- PROBLEM TO WORK ON
What follows is a listing to be transcribed exactly.

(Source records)
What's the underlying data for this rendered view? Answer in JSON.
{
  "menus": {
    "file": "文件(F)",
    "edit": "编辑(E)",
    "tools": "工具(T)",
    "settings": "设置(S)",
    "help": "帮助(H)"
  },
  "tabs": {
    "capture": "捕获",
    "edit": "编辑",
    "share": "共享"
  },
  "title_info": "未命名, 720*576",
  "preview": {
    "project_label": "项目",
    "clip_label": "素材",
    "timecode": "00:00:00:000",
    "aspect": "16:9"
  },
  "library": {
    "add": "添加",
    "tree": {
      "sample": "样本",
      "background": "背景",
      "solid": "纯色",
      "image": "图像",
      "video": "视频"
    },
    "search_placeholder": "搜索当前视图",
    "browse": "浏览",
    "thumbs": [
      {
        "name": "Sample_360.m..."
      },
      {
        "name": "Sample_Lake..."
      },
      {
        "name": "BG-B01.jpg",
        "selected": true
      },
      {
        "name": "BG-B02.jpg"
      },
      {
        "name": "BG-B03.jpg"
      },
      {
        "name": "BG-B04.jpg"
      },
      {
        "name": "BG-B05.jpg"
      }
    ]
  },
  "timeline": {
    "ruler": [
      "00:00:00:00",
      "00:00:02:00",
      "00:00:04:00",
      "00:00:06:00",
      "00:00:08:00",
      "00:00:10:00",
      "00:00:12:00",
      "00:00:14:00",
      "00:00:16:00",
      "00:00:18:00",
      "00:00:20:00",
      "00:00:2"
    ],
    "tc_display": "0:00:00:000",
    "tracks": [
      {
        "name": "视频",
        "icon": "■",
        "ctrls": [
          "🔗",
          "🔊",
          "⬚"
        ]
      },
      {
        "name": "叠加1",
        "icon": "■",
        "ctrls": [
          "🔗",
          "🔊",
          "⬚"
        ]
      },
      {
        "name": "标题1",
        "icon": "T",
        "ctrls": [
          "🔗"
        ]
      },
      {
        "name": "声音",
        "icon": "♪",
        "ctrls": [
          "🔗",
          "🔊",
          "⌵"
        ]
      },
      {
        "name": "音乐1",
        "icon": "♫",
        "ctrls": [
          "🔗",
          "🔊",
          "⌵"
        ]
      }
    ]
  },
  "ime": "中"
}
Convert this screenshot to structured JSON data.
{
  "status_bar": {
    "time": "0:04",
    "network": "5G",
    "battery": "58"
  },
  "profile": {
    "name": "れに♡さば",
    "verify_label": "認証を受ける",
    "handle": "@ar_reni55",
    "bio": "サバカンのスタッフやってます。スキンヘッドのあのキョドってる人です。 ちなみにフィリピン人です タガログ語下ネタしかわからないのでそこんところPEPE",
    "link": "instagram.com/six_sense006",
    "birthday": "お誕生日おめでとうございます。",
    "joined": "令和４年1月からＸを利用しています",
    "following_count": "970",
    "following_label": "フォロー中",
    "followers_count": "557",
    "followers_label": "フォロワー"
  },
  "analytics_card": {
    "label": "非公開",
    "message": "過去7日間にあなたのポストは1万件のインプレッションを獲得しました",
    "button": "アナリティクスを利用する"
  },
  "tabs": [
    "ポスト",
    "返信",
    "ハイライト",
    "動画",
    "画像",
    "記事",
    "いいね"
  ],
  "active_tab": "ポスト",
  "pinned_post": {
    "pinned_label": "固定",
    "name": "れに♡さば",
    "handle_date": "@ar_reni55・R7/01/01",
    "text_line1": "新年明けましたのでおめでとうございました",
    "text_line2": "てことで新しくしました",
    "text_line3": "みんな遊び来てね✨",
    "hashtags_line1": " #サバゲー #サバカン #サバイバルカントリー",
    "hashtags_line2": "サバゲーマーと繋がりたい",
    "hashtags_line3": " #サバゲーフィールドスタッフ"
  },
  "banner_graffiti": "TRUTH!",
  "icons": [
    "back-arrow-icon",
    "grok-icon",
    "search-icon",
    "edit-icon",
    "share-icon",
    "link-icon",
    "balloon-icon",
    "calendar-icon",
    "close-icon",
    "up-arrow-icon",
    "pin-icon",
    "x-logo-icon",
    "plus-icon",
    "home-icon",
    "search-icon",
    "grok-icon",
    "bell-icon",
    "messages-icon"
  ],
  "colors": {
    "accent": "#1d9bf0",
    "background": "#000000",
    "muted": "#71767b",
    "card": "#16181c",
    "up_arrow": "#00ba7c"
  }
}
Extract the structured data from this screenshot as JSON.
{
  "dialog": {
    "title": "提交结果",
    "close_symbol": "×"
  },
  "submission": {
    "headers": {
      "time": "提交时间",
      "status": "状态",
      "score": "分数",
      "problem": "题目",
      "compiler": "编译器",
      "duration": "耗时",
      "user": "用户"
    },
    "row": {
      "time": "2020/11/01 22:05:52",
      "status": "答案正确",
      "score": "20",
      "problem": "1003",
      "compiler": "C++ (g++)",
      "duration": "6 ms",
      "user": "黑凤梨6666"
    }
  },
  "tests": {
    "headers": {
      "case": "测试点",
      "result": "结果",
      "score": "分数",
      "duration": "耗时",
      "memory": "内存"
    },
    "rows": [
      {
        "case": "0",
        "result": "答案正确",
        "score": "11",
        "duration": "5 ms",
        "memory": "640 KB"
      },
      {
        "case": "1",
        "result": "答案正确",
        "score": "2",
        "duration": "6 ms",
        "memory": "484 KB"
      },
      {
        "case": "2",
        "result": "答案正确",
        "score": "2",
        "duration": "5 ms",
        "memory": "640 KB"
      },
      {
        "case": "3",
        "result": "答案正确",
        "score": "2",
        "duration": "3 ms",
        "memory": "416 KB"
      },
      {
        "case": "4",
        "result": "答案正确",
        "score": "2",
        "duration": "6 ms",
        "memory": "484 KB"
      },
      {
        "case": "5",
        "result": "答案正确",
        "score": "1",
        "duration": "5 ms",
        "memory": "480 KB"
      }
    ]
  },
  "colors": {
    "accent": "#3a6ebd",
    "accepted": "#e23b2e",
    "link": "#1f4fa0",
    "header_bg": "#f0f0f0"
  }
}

- ANSWER BELOW
What's the underlying data for this rendered view? Answer in JSON.
{
  "menus": {
    "file": "文件(F)",
    "edit": "编辑(E)",
    "tools": "工具(T)",
    "settings": "设置(S)",
    "help": "帮助(H)"
  },
  "tabs": {
    "capture": "捕获",
    "edit": "编辑",
    "share": "共享"
  },
  "title_info": "未命名, 720*576",
  "preview": {
    "project_label": "项目",
    "clip_label": "素材",
    "timecode": "00:00:00:000",
    "aspect": "16:9"
  },
  "library": {
    "add": "添加",
    "tree": {
      "sample": "样本",
      "background": "背景",
      "solid": "纯色",
      "image": "图像",
      "video": "视频"
    },
    "search_placeholder": "搜索当前视图",
    "browse": "浏览",
    "thumbs": [
      {
        "name": "Sample_360.m..."
      },
      {
        "name": "Sample_Lake..."
      },
      {
        "name": "BG-B01.jpg",
        "selected": true
      },
      {
        "name": "BG-B02.jpg"
      },
      {
        "name": "BG-B03.jpg"
      },
      {
        "name": "BG-B04.jpg"
      },
      {
        "name": "BG-B05.jpg"
      }
    ]
  },
  "timeline": {
    "ruler": [
      "00:00:00:00",
      "00:00:02:00",
      "00:00:04:00",
      "00:00:06:00",
      "00:00:08:00",
      "00:00:10:00",
      "00:00:12:00",
      "00:00:14:00",
      "00:00:16:00",
      "00:00:18:00",
      "00:00:20:00",
      "00:00:2"
    ],
    "tc_display": "0:00:00:000",
    "tracks": [
      {
        "name": "视频",
        "icon": "■",
        "ctrls": [
          "🔗",
          "🔊",
          "⬚"
        ]
      },
      {
        "name": "叠加1",
        "icon": "■",
        "ctrls": [
          "🔗",
          "🔊",
          "⬚"
        ]
      },
      {
        "name": "标题1",
        "icon": "T",
        "ctrls": [
          "🔗"
        ]
      },
      {
        "name": "声音",
        "icon": "♪",
        "ctrls": [
          "🔗",
          "🔊",
          "⌵"
        ]
      },
      {
        "name": "音乐1",
        "icon": "♫",
        "ctrls": [
          "🔗",
          "🔊",
          "⌵"
        ]
      }
    ]
  },
  "ime": "中"
}
Convert this screenshot to structured JSON data.
{
  "status_bar": {
    "time": "0:04",
    "network": "5G",
    "battery": "58"
  },
  "profile": {
    "name": "れに♡さば",
    "verify_label": "認証を受ける",
    "handle": "@ar_reni55",
    "bio": "サバカンのスタッフやってます。スキンヘッドのあのキョドってる人です。 ちなみにフィリピン人です タガログ語下ネタしかわからないのでそこんところPEPE",
    "link": "instagram.com/six_sense006",
    "birthday": "お誕生日おめでとうございます。",
    "joined": "令和４年1月からＸを利用しています",
    "following_count": "970",
    "following_label": "フォロー中",
    "followers_count": "557",
    "followers_label": "フォロワー"
  },
  "analytics_card": {
    "label": "非公開",
    "message": "過去7日間にあなたのポストは1万件のインプレッションを獲得しました",
    "button": "アナリティクスを利用する"
  },
  "tabs": [
    "ポスト",
    "返信",
    "ハイライト",
    "動画",
    "画像",
    "記事",
    "いいね"
  ],
  "active_tab": "ポスト",
  "pinned_post": {
    "pinned_label": "固定",
    "name": "れに♡さば",
    "handle_date": "@ar_reni55・R7/01/01",
    "text_line1": "新年明けましたのでおめでとうございました",
    "text_line2": "てことで新しくしました",
    "text_line3": "みんな遊び来てね✨",
    "hashtags_line1": " #サバゲー #サバカン #サバイバルカントリー",
    "hashtags_line2": "サバゲーマーと繋がりたい",
    "hashtags_line3": " #サバゲーフィールドスタッフ"
  },
  "banner_graffiti": "TRUTH!",
  "icons": [
    "back-arrow-icon",
    "grok-icon",
    "search-icon",
    "edit-icon",
    "share-icon",
    "link-icon",
    "balloon-icon",
    "calendar-icon",
    "close-icon",
    "up-arrow-icon",
    "pin-icon",
    "x-logo-icon",
    "plus-icon",
    "home-icon",
    "search-icon",
    "grok-icon",
    "bell-icon",
    "messages-icon"
  ],
  "colors": {
    "accent": "#1d9bf0",
    "background": "#000000",
    "muted": "#71767b",
    "card": "#16181c",
    "up_arrow": "#00ba7c"
  }
}
Extract the structured data from this screenshot as JSON.
{
  "dialog": {
    "title": "提交结果",
    "close_symbol": "×"
  },
  "submission": {
    "headers": {
      "time": "提交时间",
      "status": "状态",
      "score": "分数",
      "problem": "题目",
      "compiler": "编译器",
      "duration": "耗时",
      "user": "用户"
    },
    "row": {
      "time": "2020/11/01 22:05:52",
      "status": "答案正确",
      "score": "20",
      "problem": "1003",
      "compiler": "C++ (g++)",
      "duration": "6 ms",
      "user": "黑凤梨6666"
    }
  },
  "tests": {
    "headers": {
      "case": "测试点",
      "result": "结果",
      "score": "分数",
      "duration": "耗时",
      "memory": "内存"
    },
    "rows": [
      {
        "case": "0",
        "result": "答案正确",
        "score": "11",
        "duration": "5 ms",
        "memory": "640 KB"
      },
      {
        "case": "1",
        "result": "答案正确",
        "score": "2",
        "duration": "6 ms",
        "memory": "484 KB"
      },
      {
        "case": "2",
        "result": "答案正确",
        "score": "2",
        "duration": "5 ms",
        "memory": "640 KB"
      },
      {
        "case": "3",
        "result": "答案正确",
        "score": "2",
        "duration": "3 ms",
        "memory": "416 KB"
      },
      {
        "case": "4",
        "result": "答案正确",
        "score": "2",
        "duration": "6 ms",
        "memory": "484 KB"
      },
      {
        "case": "5",
        "result": "答案正确",
        "score": "1",
        "duration": "5 ms",
        "memory": "480 KB"
      }
    ]
  },
  "colors": {
    "accent": "#3a6ebd",
    "accepted": "#e23b2e",
    "link": "#1f4fa0",
    "header_bg": "#f0f0f0"
  }
}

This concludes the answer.